Task.
Without the pictures, set down every line of the data exactly.

---------- Dataset rows ----------

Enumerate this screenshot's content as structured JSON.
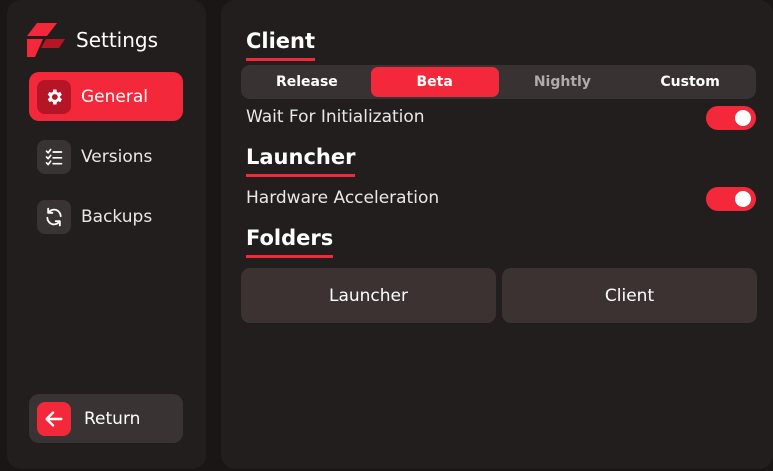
{
  "sidebar": {
    "title": "Settings",
    "items": [
      {
        "label": "General",
        "icon": "gear-icon",
        "active": true
      },
      {
        "label": "Versions",
        "icon": "checklist-icon",
        "active": false
      },
      {
        "label": "Backups",
        "icon": "refresh-icon",
        "active": false
      }
    ],
    "return_label": "Return"
  },
  "main": {
    "client": {
      "title": "Client",
      "channels": [
        "Release",
        "Beta",
        "Nightly",
        "Custom"
      ],
      "selected_channel": "Beta",
      "wait_for_init_label": "Wait For Initialization",
      "wait_for_init_on": true
    },
    "launcher": {
      "title": "Launcher",
      "hardware_accel_label": "Hardware Acceleration",
      "hardware_accel_on": true
    },
    "folders": {
      "title": "Folders",
      "buttons": [
        "Launcher",
        "Client"
      ]
    }
  },
  "colors": {
    "accent": "#f3283b",
    "background": "#1a1616",
    "panel": "#221e1e",
    "button": "#3a3333"
  }
}
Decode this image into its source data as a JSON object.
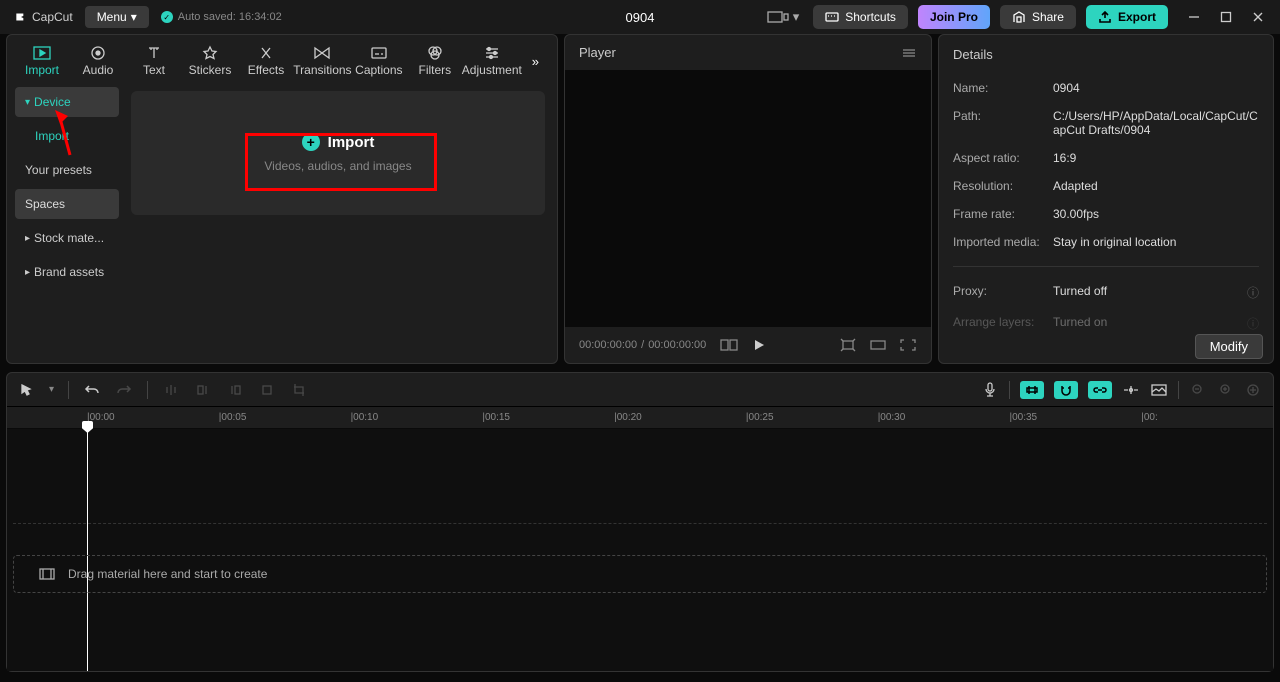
{
  "app": {
    "logo_text": "CapCut"
  },
  "titlebar": {
    "menu": "Menu",
    "autosave": "Auto saved: 16:34:02",
    "project_title": "0904",
    "shortcuts": "Shortcuts",
    "join_pro": "Join Pro",
    "share": "Share",
    "export": "Export"
  },
  "tabs": {
    "import": "Import",
    "audio": "Audio",
    "text": "Text",
    "stickers": "Stickers",
    "effects": "Effects",
    "transitions": "Transitions",
    "captions": "Captions",
    "filters": "Filters",
    "adjustment": "Adjustment"
  },
  "sidebar": {
    "device": "Device",
    "import": "Import",
    "presets": "Your presets",
    "spaces": "Spaces",
    "stock": "Stock mate...",
    "brand": "Brand assets"
  },
  "import_area": {
    "title": "Import",
    "subtitle": "Videos, audios, and images"
  },
  "player": {
    "title": "Player",
    "current": "00:00:00:00",
    "sep": "/",
    "total": "00:00:00:00"
  },
  "details": {
    "title": "Details",
    "rows": {
      "name": {
        "label": "Name:",
        "value": "0904"
      },
      "path": {
        "label": "Path:",
        "value": "C:/Users/HP/AppData/Local/CapCut/CapCut Drafts/0904"
      },
      "aspect": {
        "label": "Aspect ratio:",
        "value": "16:9"
      },
      "resolution": {
        "label": "Resolution:",
        "value": "Adapted"
      },
      "fps": {
        "label": "Frame rate:",
        "value": "30.00fps"
      },
      "imported": {
        "label": "Imported media:",
        "value": "Stay in original location"
      },
      "proxy": {
        "label": "Proxy:",
        "value": "Turned off"
      },
      "arrange": {
        "label": "Arrange layers:",
        "value": "Turned on"
      }
    },
    "modify": "Modify"
  },
  "timeline": {
    "ticks": [
      "|00:00",
      "|00:05",
      "|00:10",
      "|00:15",
      "|00:20",
      "|00:25",
      "|00:30",
      "|00:35",
      "|00:"
    ],
    "drop_text": "Drag material here and start to create"
  }
}
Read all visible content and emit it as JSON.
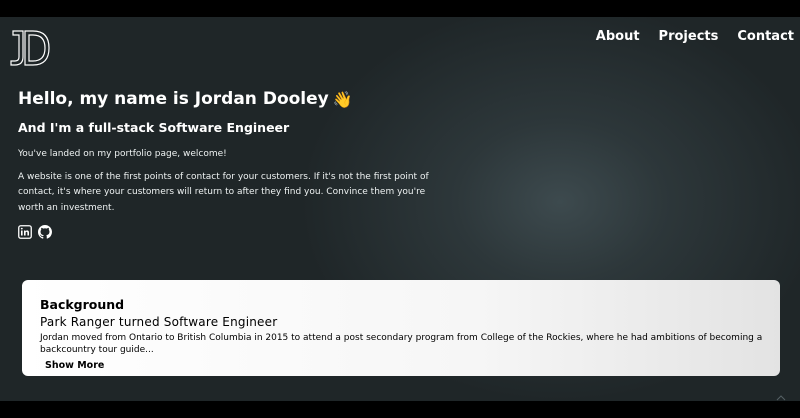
{
  "nav": {
    "items": [
      "About",
      "Projects",
      "Contact"
    ]
  },
  "logo": {
    "text": "JD"
  },
  "hero": {
    "title": "Hello, my name is Jordan Dooley",
    "wave": "👋",
    "subtitle": "And I'm a full-stack Software Engineer",
    "para1": "You've landed on my portfolio page, welcome!",
    "para2": "A website is one of the first points of contact for your customers. If it's not the first point of contact, it's where your customers will return to after they find you. Convince them you're worth an investment."
  },
  "socials": [
    "linkedin-icon",
    "github-icon"
  ],
  "background_card": {
    "heading": "Background",
    "subheading": "Park Ranger turned Software Engineer",
    "body": "Jordan moved from Ontario to British Columbia in 2015 to attend a post secondary program from College of the Rockies, where he had ambitions of becoming a backcountry tour guide...",
    "show_more": "Show More"
  },
  "colors": {
    "page_bg": "#2d373a",
    "card_bg": "#ffffff",
    "text": "#ffffff"
  }
}
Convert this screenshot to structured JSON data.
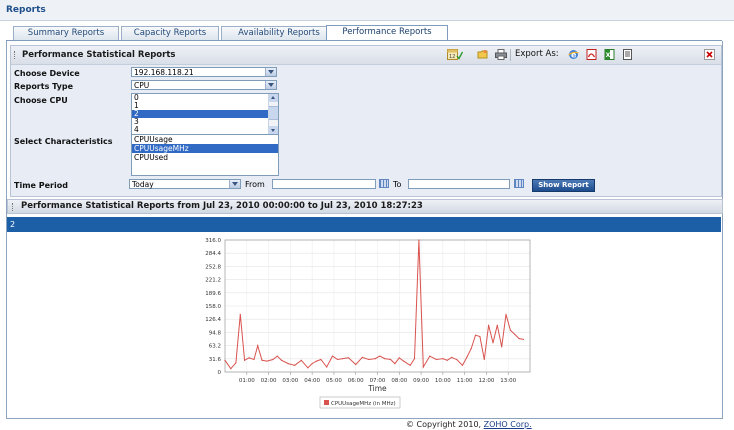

----------

Response to this task.
Enumerate this screenshot's content as structured JSON.
{
  "sidebar": {
    "title": "Settings",
    "items": [
      {
        "label": "General",
        "icon": "gear-icon",
        "active": true
      },
      {
        "label": "Versions",
        "icon": "checklist-icon",
        "active": false
      },
      {
        "label": "Backups",
        "icon": "refresh-icon",
        "active": false
      }
    ],
    "return_label": "Return"
  },
  "main": {
    "client": {
      "title": "Client",
      "channels": [
        "Release",
        "Beta",
        "Nightly",
        "Custom"
      ],
      "selected_channel": "Beta",
      "wait_for_init_label": "Wait For Initialization",
      "wait_for_init_on": true
    },
    "launcher": {
      "title": "Launcher",
      "hardware_accel_label": "Hardware Acceleration",
      "hardware_accel_on": true
    },
    "folders": {
      "title": "Folders",
      "buttons": [
        "Launcher",
        "Client"
      ]
    }
  },
  "colors": {
    "accent": "#f3283b",
    "background": "#1a1616",
    "panel": "#221e1e",
    "button": "#3a3333"
  }
}
Decode this image into its source data as a JSON object.
{
  "app": {
    "logo_text": "CapCut"
  },
  "titlebar": {
    "menu": "Menu",
    "autosave": "Auto saved: 16:34:02",
    "project_title": "0904",
    "shortcuts": "Shortcuts",
    "join_pro": "Join Pro",
    "share": "Share",
    "export": "Export"
  },
  "tabs": {
    "import": "Import",
    "audio": "Audio",
    "text": "Text",
    "stickers": "Stickers",
    "effects": "Effects",
    "transitions": "Transitions",
    "captions": "Captions",
    "filters": "Filters",
    "adjustment": "Adjustment"
  },
  "sidebar": {
    "device": "Device",
    "import": "Import",
    "presets": "Your presets",
    "spaces": "Spaces",
    "stock": "Stock mate...",
    "brand": "Brand assets"
  },
  "import_area": {
    "title": "Import",
    "subtitle": "Videos, audios, and images"
  },
  "player": {
    "title": "Player",
    "current": "00:00:00:00",
    "sep": "/",
    "total": "00:00:00:00"
  },
  "details": {
    "title": "Details",
    "rows": {
      "name": {
        "label": "Name:",
        "value": "0904"
      },
      "path": {
        "label": "Path:",
        "value": "C:/Users/HP/AppData/Local/CapCut/CapCut Drafts/0904"
      },
      "aspect": {
        "label": "Aspect ratio:",
        "value": "16:9"
      },
      "resolution": {
        "label": "Resolution:",
        "value": "Adapted"
      },
      "fps": {
        "label": "Frame rate:",
        "value": "30.00fps"
      },
      "imported": {
        "label": "Imported media:",
        "value": "Stay in original location"
      },
      "proxy": {
        "label": "Proxy:",
        "value": "Turned off"
      },
      "arrange": {
        "label": "Arrange layers:",
        "value": "Turned on"
      }
    },
    "modify": "Modify"
  },
  "timeline": {
    "ticks": [
      "|00:00",
      "|00:05",
      "|00:10",
      "|00:15",
      "|00:20",
      "|00:25",
      "|00:30",
      "|00:35",
      "|00:"
    ],
    "drop_text": "Drag material here and start to create"
  }
}
Read all visible content and emit it as JSON.
{
  "nav": {
    "items": [
      "About",
      "Projects",
      "Contact"
    ]
  },
  "logo": {
    "text": "JD"
  },
  "hero": {
    "title": "Hello, my name is Jordan Dooley",
    "wave": "👋",
    "subtitle": "And I'm a full-stack Software Engineer",
    "para1": "You've landed on my portfolio page, welcome!",
    "para2": "A website is one of the first points of contact for your customers. If it's not the first point of contact, it's where your customers will return to after they find you. Convince them you're worth an investment."
  },
  "socials": [
    "linkedin-icon",
    "github-icon"
  ],
  "background_card": {
    "heading": "Background",
    "subheading": "Park Ranger turned Software Engineer",
    "body": "Jordan moved from Ontario to British Columbia in 2015 to attend a post secondary program from College of the Rockies, where he had ambitions of becoming a backcountry tour guide...",
    "show_more": "Show More"
  },
  "colors": {
    "page_bg": "#2d373a",
    "card_bg": "#ffffff",
    "text": "#ffffff"
  }
}
Convert this screenshot to structured JSON data.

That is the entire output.